• TASK OBJECTIVE
Find the lines that hold the word "Dzieci" and return them.

Dataset entries
⟨
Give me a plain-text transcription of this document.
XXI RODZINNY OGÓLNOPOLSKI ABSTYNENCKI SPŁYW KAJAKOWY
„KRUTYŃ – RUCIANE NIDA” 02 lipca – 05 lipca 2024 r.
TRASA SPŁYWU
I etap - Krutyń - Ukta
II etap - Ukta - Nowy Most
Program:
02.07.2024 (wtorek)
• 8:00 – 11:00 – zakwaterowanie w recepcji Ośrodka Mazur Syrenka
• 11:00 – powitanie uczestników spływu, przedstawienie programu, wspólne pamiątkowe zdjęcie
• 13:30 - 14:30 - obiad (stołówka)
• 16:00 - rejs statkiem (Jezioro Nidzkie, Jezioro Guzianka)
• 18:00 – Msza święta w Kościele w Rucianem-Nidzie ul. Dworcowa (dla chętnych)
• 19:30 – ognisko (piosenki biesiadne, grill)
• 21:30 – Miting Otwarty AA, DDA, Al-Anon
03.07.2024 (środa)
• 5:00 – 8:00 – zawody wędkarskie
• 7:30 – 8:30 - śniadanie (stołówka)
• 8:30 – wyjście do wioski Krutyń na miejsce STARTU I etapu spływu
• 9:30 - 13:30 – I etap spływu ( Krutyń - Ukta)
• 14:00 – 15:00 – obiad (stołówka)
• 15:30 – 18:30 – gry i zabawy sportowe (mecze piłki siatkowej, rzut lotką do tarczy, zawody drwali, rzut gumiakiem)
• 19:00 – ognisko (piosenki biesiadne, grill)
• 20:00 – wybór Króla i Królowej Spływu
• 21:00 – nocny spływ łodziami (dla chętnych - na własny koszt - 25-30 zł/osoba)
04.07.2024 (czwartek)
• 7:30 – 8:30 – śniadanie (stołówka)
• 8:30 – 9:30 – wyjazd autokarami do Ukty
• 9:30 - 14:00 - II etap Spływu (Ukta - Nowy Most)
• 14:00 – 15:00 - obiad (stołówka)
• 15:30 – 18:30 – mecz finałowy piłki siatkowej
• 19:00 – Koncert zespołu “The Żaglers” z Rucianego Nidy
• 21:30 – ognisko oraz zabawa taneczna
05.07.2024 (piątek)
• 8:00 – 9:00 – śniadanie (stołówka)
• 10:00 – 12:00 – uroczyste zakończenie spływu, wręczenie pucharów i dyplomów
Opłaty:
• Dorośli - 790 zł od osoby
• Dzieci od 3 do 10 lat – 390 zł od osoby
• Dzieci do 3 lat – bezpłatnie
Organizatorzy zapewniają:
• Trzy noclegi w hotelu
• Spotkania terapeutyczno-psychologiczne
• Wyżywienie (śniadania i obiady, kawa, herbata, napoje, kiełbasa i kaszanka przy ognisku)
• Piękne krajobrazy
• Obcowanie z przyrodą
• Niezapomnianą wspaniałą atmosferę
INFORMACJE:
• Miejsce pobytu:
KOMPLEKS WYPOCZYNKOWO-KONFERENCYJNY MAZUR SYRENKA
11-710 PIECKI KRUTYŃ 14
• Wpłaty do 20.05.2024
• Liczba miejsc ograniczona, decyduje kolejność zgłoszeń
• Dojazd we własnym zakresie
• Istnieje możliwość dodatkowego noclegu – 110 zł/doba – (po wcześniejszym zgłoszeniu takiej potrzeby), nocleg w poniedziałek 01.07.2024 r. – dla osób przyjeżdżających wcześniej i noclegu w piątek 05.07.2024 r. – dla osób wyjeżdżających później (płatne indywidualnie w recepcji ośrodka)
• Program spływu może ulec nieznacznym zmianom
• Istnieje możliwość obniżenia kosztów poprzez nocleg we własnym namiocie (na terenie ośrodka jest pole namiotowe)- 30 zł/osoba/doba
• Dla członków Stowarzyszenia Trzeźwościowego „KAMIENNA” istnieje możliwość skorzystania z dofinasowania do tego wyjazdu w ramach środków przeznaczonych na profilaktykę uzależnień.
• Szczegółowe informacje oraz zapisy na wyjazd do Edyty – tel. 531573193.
⟩
• FULL ANSWER
• Dzieci od 3 do 10 lat – 390 zł od osoby
• Dzieci do 3 lat – bezpłatnie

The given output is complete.